RECORDED INFORMATION
--- --- ---

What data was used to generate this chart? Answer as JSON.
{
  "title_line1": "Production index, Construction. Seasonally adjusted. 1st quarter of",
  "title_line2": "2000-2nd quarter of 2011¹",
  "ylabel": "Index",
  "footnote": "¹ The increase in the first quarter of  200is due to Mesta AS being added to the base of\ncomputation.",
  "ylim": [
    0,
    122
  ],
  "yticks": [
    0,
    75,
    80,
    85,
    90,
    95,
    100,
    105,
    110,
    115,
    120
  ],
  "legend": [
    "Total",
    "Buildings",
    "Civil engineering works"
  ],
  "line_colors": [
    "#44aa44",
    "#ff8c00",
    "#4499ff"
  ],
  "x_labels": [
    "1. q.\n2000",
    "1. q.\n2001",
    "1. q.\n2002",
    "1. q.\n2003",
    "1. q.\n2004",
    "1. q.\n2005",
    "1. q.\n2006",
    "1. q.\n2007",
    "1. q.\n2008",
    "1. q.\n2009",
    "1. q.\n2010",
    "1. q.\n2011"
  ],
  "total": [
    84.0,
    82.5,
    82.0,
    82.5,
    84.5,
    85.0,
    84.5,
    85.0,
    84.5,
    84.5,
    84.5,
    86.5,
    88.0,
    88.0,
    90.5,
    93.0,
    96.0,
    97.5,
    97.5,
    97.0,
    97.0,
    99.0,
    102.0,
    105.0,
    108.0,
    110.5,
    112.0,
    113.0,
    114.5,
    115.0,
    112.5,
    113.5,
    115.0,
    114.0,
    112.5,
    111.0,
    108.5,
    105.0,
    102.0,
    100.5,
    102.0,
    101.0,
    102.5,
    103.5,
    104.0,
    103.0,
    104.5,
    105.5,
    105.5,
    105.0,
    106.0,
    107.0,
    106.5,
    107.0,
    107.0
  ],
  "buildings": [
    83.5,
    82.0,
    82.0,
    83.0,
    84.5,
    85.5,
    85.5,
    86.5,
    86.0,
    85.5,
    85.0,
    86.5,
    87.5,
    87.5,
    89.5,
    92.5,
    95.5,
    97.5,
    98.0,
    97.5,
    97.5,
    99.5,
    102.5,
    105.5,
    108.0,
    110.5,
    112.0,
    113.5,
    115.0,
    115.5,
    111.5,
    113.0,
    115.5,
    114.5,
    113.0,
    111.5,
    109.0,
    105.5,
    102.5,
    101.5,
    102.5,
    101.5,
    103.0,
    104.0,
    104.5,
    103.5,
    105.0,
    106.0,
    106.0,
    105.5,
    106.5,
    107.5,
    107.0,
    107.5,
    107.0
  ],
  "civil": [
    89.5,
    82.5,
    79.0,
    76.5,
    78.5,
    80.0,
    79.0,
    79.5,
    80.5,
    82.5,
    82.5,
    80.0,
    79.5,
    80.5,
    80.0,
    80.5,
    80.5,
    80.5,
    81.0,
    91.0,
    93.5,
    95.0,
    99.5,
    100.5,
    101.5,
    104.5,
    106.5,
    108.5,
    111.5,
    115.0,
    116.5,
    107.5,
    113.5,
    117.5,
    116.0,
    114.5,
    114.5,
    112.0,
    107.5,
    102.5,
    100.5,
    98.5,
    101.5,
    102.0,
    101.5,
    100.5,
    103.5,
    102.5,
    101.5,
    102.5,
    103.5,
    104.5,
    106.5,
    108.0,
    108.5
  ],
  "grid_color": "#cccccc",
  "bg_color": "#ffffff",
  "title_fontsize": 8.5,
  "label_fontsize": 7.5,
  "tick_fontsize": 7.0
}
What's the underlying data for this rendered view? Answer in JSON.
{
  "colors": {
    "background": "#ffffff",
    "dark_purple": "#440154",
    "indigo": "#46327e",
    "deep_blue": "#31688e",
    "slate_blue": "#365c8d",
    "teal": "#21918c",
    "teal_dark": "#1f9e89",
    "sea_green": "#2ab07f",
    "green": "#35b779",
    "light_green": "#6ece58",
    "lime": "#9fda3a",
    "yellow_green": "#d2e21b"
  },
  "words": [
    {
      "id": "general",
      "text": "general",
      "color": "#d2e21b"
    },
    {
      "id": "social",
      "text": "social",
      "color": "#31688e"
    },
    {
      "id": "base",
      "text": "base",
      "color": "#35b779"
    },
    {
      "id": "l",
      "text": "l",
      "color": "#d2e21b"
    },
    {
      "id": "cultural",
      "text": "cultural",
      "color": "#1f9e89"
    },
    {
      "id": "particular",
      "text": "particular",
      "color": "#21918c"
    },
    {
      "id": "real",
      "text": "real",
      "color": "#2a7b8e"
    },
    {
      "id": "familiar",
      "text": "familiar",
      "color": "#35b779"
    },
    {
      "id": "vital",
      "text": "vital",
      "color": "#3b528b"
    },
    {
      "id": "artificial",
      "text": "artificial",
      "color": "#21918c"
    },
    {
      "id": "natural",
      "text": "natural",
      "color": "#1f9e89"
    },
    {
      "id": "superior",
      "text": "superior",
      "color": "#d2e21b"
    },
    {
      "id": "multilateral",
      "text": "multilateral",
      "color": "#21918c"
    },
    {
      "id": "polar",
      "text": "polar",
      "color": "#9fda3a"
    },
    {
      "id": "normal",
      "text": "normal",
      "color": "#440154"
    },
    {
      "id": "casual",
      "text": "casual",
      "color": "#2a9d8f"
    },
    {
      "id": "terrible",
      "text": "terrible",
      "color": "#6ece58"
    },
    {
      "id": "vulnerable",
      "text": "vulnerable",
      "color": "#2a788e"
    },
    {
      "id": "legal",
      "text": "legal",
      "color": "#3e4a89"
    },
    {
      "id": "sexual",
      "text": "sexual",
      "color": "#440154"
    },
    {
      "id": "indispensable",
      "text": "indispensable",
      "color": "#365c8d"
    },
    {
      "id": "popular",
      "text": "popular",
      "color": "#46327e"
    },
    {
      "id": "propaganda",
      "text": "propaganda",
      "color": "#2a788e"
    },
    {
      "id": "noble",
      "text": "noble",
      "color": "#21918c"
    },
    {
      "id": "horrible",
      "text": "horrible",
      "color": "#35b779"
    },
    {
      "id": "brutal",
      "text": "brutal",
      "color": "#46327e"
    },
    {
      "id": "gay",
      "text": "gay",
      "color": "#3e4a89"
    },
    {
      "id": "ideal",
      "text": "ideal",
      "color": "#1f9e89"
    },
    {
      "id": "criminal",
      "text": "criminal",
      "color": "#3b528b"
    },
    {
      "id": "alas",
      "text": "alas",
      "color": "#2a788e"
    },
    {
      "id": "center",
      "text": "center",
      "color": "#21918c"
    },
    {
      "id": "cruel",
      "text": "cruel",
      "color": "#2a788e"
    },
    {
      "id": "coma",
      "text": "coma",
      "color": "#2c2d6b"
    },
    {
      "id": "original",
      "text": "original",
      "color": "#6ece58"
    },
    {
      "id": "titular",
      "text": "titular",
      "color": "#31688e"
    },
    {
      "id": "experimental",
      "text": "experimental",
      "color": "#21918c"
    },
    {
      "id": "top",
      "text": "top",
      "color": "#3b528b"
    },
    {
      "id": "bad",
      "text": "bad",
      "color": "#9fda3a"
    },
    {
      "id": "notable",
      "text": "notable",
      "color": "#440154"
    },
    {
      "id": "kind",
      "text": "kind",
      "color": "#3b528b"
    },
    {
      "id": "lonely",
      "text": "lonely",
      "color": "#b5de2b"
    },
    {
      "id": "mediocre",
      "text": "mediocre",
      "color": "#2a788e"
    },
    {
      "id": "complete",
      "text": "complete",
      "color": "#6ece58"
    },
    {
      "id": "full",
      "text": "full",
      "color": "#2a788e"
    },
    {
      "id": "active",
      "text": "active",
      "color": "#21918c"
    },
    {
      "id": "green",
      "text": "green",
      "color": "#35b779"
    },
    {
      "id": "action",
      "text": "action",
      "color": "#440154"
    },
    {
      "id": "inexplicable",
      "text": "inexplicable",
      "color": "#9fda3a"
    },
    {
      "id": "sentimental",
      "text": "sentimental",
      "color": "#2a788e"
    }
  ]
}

--- --- ---

AIM OF THE TASK
Wherever a line in the data above holds "quarter", copy that line.

SOLVED PROBLEM
  "title_line1": "Production index, Construction. Seasonally adjusted. 1st quarter of",
  "title_line2": "2000-2nd quarter of 2011¹",
  "footnote": "¹ The increase in the first quarter of  200is due to Mesta AS being added to the base of\ncomputation.",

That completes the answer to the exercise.